Aim of the task: All of the listing below must be repeated word for word. Pictures are the only thing to omit.

Some records:
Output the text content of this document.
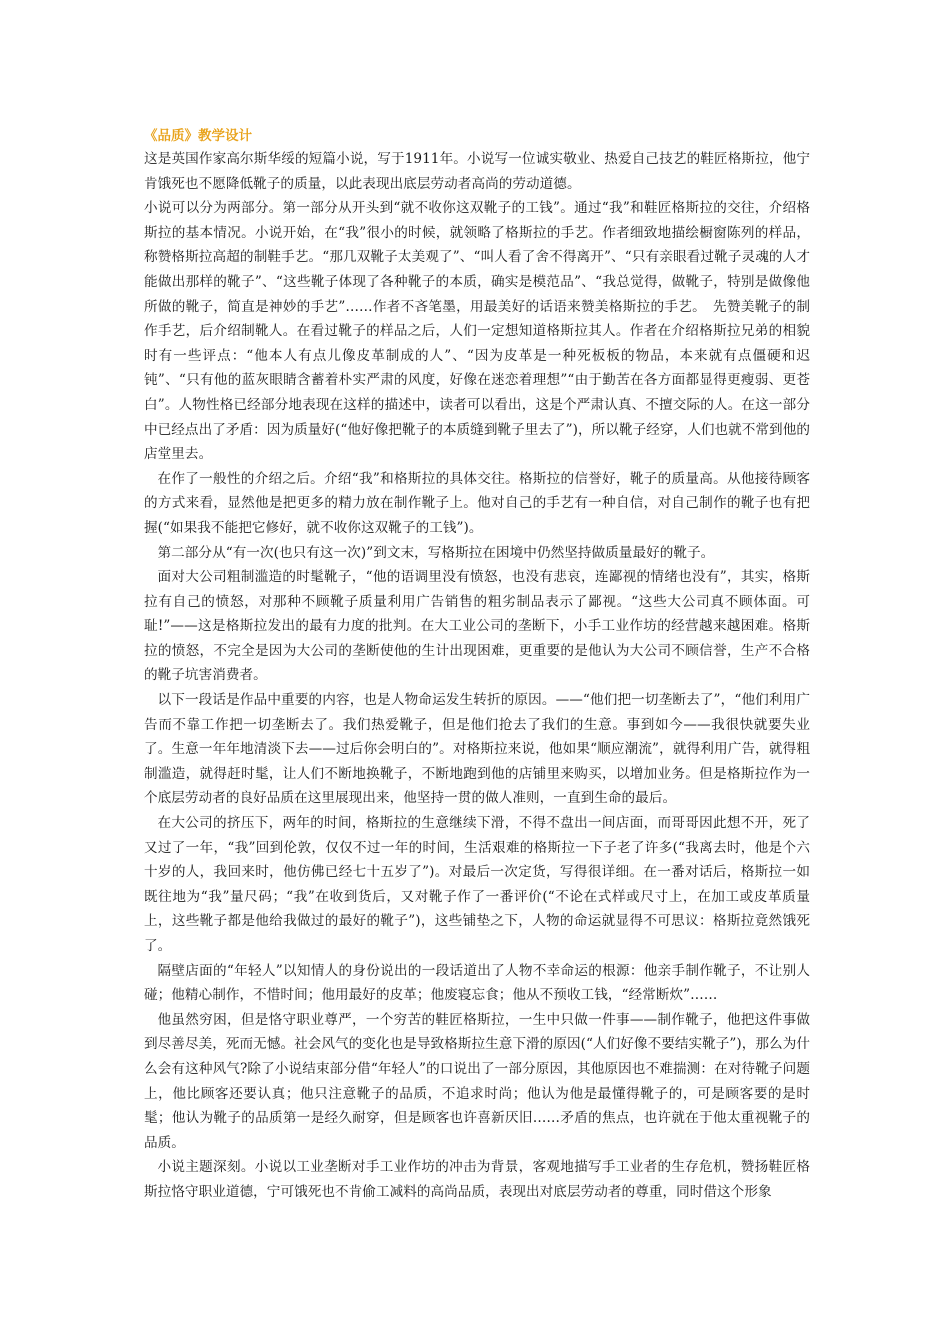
《品质》教学设计

这是英国作家高尔斯华绥的短篇小说，写于1911年。小说写一位诚实敬业、热爱自己技艺的鞋匠格斯拉，他宁肯饿死也不愿降低靴子的质量，以此表现出底层劳动者高尚的劳动道德。

小说可以分为两部分。第一部分从开头到“就不收你这双靴子的工钱”。通过“我”和鞋匠格斯拉的交往，介绍格斯拉的基本情况。小说开始，在“我”很小的时候，就领略了格斯拉的手艺。作者细致地描绘橱窗陈列的样品，称赞格斯拉高超的制鞋手艺。“那几双靴子太美观了”、“叫人看了舍不得离开”、“只有亲眼看过靴子灵魂的人才能做出那样的靴子”、“这些靴子体现了各种靴子的本质，确实是模范品”、“我总觉得，做靴子，特别是做像他所做的靴子，简直是神妙的手艺”……作者不吝笔墨，用最美好的话语来赞美格斯拉的手艺。　先赞美靴子的制作手艺，后介绍制靴人。在看过靴子的样品之后，人们一定想知道格斯拉其人。作者在介绍格斯拉兄弟的相貌时有一些评点：“他本人有点儿像皮革制成的人”、“因为皮革是一种死板板的物品，本来就有点僵硬和迟钝”、“只有他的蓝灰眼睛含蓄着朴实严肃的风度，好像在迷恋着理想”“由于勤苦在各方面都显得更瘦弱、更苍白”。人物性格已经部分地表现在这样的描述中，读者可以看出，这是个严肃认真、不擅交际的人。在这一部分中已经点出了矛盾：因为质量好(“他好像把靴子的本质缝到靴子里去了”)，所以靴子经穿，人们也就不常到他的店堂里去。

在作了一般性的介绍之后。介绍“我”和格斯拉的具体交往。格斯拉的信誉好，靴子的质量高。从他接待顾客的方式来看，显然他是把更多的精力放在制作靴子上。他对自己的手艺有一种自信，对自己制作的靴子也有把握(“如果我不能把它修好，就不收你这双靴子的工钱”)。

第二部分从“有一次(也只有这一次)”到文末，写格斯拉在困境中仍然坚持做质量最好的靴子。

面对大公司粗制滥造的时髦靴子，“他的语调里没有愤怒，也没有悲哀，连鄙视的情绪也没有”，其实，格斯拉有自己的愤怒，对那种不顾靴子质量利用广告销售的粗劣制品表示了鄙视。“这些大公司真不顾体面。可耻!”——这是格斯拉发出的最有力度的批判。在大工业公司的垄断下，小手工业作坊的经营越来越困难。格斯拉的愤怒，不完全是因为大公司的垄断使他的生计出现困难，更重要的是他认为大公司不顾信誉，生产不合格的靴子坑害消费者。

以下一段话是作品中重要的内容，也是人物命运发生转折的原因。——“他们把一切垄断去了”，“他们利用广告而不靠工作把一切垄断去了。我们热爱靴子，但是他们抢去了我们的生意。事到如今——我很快就要失业了。生意一年年地清淡下去——过后你会明白的”。对格斯拉来说，他如果“顺应潮流”，就得利用广告，就得粗制滥造，就得赶时髦，让人们不断地换靴子，不断地跑到他的店铺里来购买，以增加业务。但是格斯拉作为一个底层劳动者的良好品质在这里展现出来，他坚持一贯的做人准则，一直到生命的最后。

在大公司的挤压下，两年的时间，格斯拉的生意继续下滑，不得不盘出一间店面，而哥哥因此想不开，死了又过了一年，“我”回到伦敦，仅仅不过一年的时间，生活艰难的格斯拉一下子老了许多(“我离去时，他是个六十岁的人，我回来时，他仿佛已经七十五岁了”)。对最后一次定货，写得很详细。在一番对话后，格斯拉一如既往地为“我”量尺码；“我”在收到货后，又对靴子作了一番评价(“不论在式样或尺寸上，在加工或皮革质量上，这些靴子都是他给我做过的最好的靴子”)，这些铺垫之下，人物的命运就显得不可思议：格斯拉竟然饿死了。

隔壁店面的“年轻人”以知情人的身份说出的一段话道出了人物不幸命运的根源：他亲手制作靴子，不让别人碰；他精心制作，不惜时间；他用最好的皮革；他废寝忘食；他从不预收工钱，“经常断炊”……

他虽然穷困，但是恪守职业尊严，一个穷苦的鞋匠格斯拉，一生中只做一件事——制作靴子，他把这件事做到尽善尽美，死而无憾。社会风气的变化也是导致格斯拉生意下滑的原因(“人们好像不要结实靴子”)，那么为什么会有这种风气?除了小说结束部分借“年轻人”的口说出了一部分原因，其他原因也不难揣测：在对待靴子问题上，他比顾客还要认真；他只注意靴子的品质，不追求时尚；他认为他是最懂得靴子的，可是顾客要的是时髦；他认为靴子的品质第一是经久耐穿，但是顾客也许喜新厌旧……矛盾的焦点，也许就在于他太重视靴子的品质。

小说主题深刻。小说以工业垄断对手工业作坊的冲击为背景，客观地描写手工业者的生存危机，赞扬鞋匠格斯拉恪守职业道德，宁可饿死也不肯偷工减料的高尚品质，表现出对底层劳动者的尊重，同时借这个形象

Task answer:
Output the text content of this document.
《品质》教学设计

这是英国作家高尔斯华绥的短篇小说，写于1911年。小说写一位诚实敬业、热爱自己技艺的鞋匠格斯拉，他宁肯饿死也不愿降低靴子的质量，以此表现出底层劳动者高尚的劳动道德。

小说可以分为两部分。第一部分从开头到“就不收你这双靴子的工钱”。通过“我”和鞋匠格斯拉的交往，介绍格斯拉的基本情况。小说开始，在“我”很小的时候，就领略了格斯拉的手艺。作者细致地描绘橱窗陈列的样品，称赞格斯拉高超的制鞋手艺。“那几双靴子太美观了”、“叫人看了舍不得离开”、“只有亲眼看过靴子灵魂的人才能做出那样的靴子”、“这些靴子体现了各种靴子的本质，确实是模范品”、“我总觉得，做靴子，特别是做像他所做的靴子，简直是神妙的手艺”……作者不吝笔墨，用最美好的话语来赞美格斯拉的手艺。　先赞美靴子的制作手艺，后介绍制靴人。在看过靴子的样品之后，人们一定想知道格斯拉其人。作者在介绍格斯拉兄弟的相貌时有一些评点：“他本人有点儿像皮革制成的人”、“因为皮革是一种死板板的物品，本来就有点僵硬和迟钝”、“只有他的蓝灰眼睛含蓄着朴实严肃的风度，好像在迷恋着理想”“由于勤苦在各方面都显得更瘦弱、更苍白”。人物性格已经部分地表现在这样的描述中，读者可以看出，这是个严肃认真、不擅交际的人。在这一部分中已经点出了矛盾：因为质量好(“他好像把靴子的本质缝到靴子里去了”)，所以靴子经穿，人们也就不常到他的店堂里去。

在作了一般性的介绍之后。介绍“我”和格斯拉的具体交往。格斯拉的信誉好，靴子的质量高。从他接待顾客的方式来看，显然他是把更多的精力放在制作靴子上。他对自己的手艺有一种自信，对自己制作的靴子也有把握(“如果我不能把它修好，就不收你这双靴子的工钱”)。

第二部分从“有一次(也只有这一次)”到文末，写格斯拉在困境中仍然坚持做质量最好的靴子。

面对大公司粗制滥造的时髦靴子，“他的语调里没有愤怒，也没有悲哀，连鄙视的情绪也没有”，其实，格斯拉有自己的愤怒，对那种不顾靴子质量利用广告销售的粗劣制品表示了鄙视。“这些大公司真不顾体面。可耻!”——这是格斯拉发出的最有力度的批判。在大工业公司的垄断下，小手工业作坊的经营越来越困难。格斯拉的愤怒，不完全是因为大公司的垄断使他的生计出现困难，更重要的是他认为大公司不顾信誉，生产不合格的靴子坑害消费者。

以下一段话是作品中重要的内容，也是人物命运发生转折的原因。——“他们把一切垄断去了”，“他们利用广告而不靠工作把一切垄断去了。我们热爱靴子，但是他们抢去了我们的生意。事到如今——我很快就要失业了。生意一年年地清淡下去——过后你会明白的”。对格斯拉来说，他如果“顺应潮流”，就得利用广告，就得粗制滥造，就得赶时髦，让人们不断地换靴子，不断地跑到他的店铺里来购买，以增加业务。但是格斯拉作为一个底层劳动者的良好品质在这里展现出来，他坚持一贯的做人准则，一直到生命的最后。

在大公司的挤压下，两年的时间，格斯拉的生意继续下滑，不得不盘出一间店面，而哥哥因此想不开，死了又过了一年，“我”回到伦敦，仅仅不过一年的时间，生活艰难的格斯拉一下子老了许多(“我离去时，他是个六十岁的人，我回来时，他仿佛已经七十五岁了”)。对最后一次定货，写得很详细。在一番对话后，格斯拉一如既往地为“我”量尺码；“我”在收到货后，又对靴子作了一番评价(“不论在式样或尺寸上，在加工或皮革质量上，这些靴子都是他给我做过的最好的靴子”)，这些铺垫之下，人物的命运就显得不可思议：格斯拉竟然饿死了。

隔壁店面的“年轻人”以知情人的身份说出的一段话道出了人物不幸命运的根源：他亲手制作靴子，不让别人碰；他精心制作，不惜时间；他用最好的皮革；他废寝忘食；他从不预收工钱，“经常断炊”……

他虽然穷困，但是恪守职业尊严，一个穷苦的鞋匠格斯拉，一生中只做一件事——制作靴子，他把这件事做到尽善尽美，死而无憾。社会风气的变化也是导致格斯拉生意下滑的原因(“人们好像不要结实靴子”)，那么为什么会有这种风气?除了小说结束部分借“年轻人”的口说出了一部分原因，其他原因也不难揣测：在对待靴子问题上，他比顾客还要认真；他只注意靴子的品质，不追求时尚；他认为他是最懂得靴子的，可是顾客要的是时髦；他认为靴子的品质第一是经久耐穿，但是顾客也许喜新厌旧……矛盾的焦点，也许就在于他太重视靴子的品质。

小说主题深刻。小说以工业垄断对手工业作坊的冲击为背景，客观地描写手工业者的生存危机，赞扬鞋匠格斯拉恪守职业道德，宁可饿死也不肯偷工减料的高尚品质，表现出对底层劳动者的尊重，同时借这个形象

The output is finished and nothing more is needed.